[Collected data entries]
— start —
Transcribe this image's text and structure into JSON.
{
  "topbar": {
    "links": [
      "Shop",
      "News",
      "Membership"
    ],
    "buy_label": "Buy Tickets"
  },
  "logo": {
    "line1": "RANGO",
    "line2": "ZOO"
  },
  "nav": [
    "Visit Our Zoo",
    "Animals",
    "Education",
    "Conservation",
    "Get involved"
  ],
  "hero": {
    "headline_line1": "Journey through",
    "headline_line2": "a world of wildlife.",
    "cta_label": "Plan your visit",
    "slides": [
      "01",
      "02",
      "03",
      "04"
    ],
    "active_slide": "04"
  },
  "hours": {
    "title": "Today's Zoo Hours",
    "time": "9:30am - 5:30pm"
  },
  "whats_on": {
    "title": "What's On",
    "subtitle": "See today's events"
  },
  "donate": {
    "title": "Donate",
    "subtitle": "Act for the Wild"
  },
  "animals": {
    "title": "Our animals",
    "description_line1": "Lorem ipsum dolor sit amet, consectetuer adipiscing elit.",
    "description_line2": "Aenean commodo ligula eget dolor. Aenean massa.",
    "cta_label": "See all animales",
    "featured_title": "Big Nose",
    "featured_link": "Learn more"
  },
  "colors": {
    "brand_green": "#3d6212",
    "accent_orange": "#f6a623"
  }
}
— end —
» **Goal**
Extract from the material all lines containing the string "dolor".

» **Answer to the problem**
    "description_line1": "Lorem ipsum dolor sit amet, consectetuer adipiscing elit.",
    "description_line2": "Aenean commodo ligula eget dolor. Aenean massa.",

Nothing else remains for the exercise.